===== STORED ROWS =====

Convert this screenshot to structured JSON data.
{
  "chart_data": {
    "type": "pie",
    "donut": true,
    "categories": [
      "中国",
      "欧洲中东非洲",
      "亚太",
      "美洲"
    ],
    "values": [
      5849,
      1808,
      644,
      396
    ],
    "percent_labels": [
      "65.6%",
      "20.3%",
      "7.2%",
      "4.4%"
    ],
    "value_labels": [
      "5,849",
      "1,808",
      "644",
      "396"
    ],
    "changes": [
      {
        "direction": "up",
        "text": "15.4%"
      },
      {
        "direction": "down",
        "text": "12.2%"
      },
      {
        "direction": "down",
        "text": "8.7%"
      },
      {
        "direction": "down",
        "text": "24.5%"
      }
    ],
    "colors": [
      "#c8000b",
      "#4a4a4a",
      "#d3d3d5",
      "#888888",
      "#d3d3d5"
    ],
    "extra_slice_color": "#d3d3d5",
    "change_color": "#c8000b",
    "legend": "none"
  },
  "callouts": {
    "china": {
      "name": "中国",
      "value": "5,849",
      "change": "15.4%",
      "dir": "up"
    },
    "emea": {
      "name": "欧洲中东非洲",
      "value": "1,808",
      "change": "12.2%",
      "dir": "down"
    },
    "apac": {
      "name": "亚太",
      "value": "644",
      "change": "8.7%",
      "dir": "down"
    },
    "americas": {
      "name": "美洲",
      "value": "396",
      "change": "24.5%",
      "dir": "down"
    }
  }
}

=====

EXERCISE DESCRIPTION
Print every record exactly as it was given.

SOLUTION FOR THIS PROBLEM
Convert this screenshot to structured JSON data.
{
  "chart_data": {
    "type": "pie",
    "donut": true,
    "categories": [
      "中国",
      "欧洲中东非洲",
      "亚太",
      "美洲"
    ],
    "values": [
      5849,
      1808,
      644,
      396
    ],
    "percent_labels": [
      "65.6%",
      "20.3%",
      "7.2%",
      "4.4%"
    ],
    "value_labels": [
      "5,849",
      "1,808",
      "644",
      "396"
    ],
    "changes": [
      {
        "direction": "up",
        "text": "15.4%"
      },
      {
        "direction": "down",
        "text": "12.2%"
      },
      {
        "direction": "down",
        "text": "8.7%"
      },
      {
        "direction": "down",
        "text": "24.5%"
      }
    ],
    "colors": [
      "#c8000b",
      "#4a4a4a",
      "#d3d3d5",
      "#888888",
      "#d3d3d5"
    ],
    "extra_slice_color": "#d3d3d5",
    "change_color": "#c8000b",
    "legend": "none"
  },
  "callouts": {
    "china": {
      "name": "中国",
      "value": "5,849",
      "change": "15.4%",
      "dir": "up"
    },
    "emea": {
      "name": "欧洲中东非洲",
      "value": "1,808",
      "change": "12.2%",
      "dir": "down"
    },
    "apac": {
      "name": "亚太",
      "value": "644",
      "change": "8.7%",
      "dir": "down"
    },
    "americas": {
      "name": "美洲",
      "value": "396",
      "change": "24.5%",
      "dir": "down"
    }
  }
}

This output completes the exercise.